◆ WHAT TO DO
Count the lines below that contain the word "enkelvoud" and give only the number.

+++++

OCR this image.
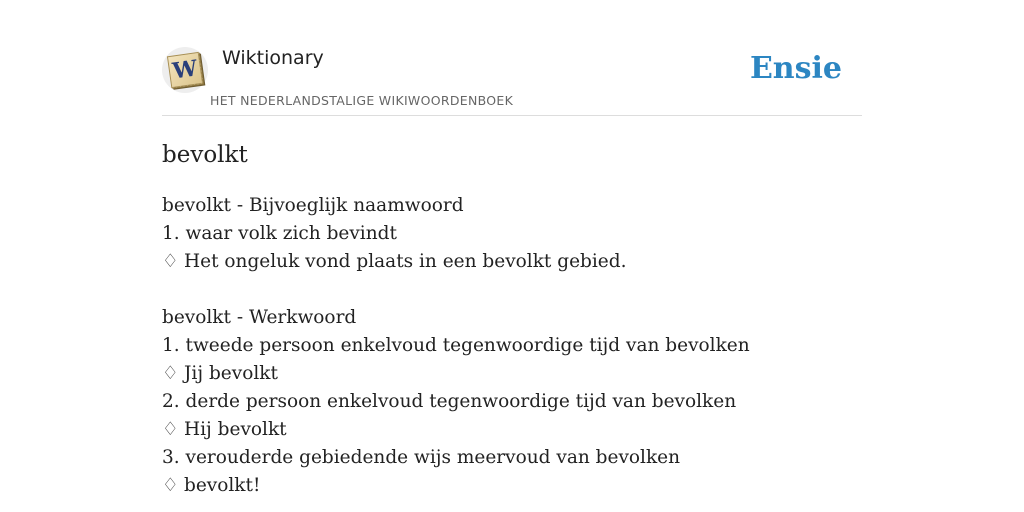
W Wiktionary
HET NEDERLANDSTALIGE WIKIWOORDENBOEK
Ensie
bevolkt
bevolkt - Bijvoeglijk naamwoord
1. waar volk zich bevindt
♢ Het ongeluk vond plaats in een bevolkt gebied.
bevolkt - Werkwoord
1. tweede persoon enkelvoud tegenwoordige tijd van bevolken
♢ Jij bevolkt
2. derde persoon enkelvoud tegenwoordige tijd van bevolken
♢ Hij bevolkt
3. verouderde gebiedende wijs meervoud van bevolken
♢ bevolkt!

+++++

◆ SOLUTION TO THE PROBLEM
2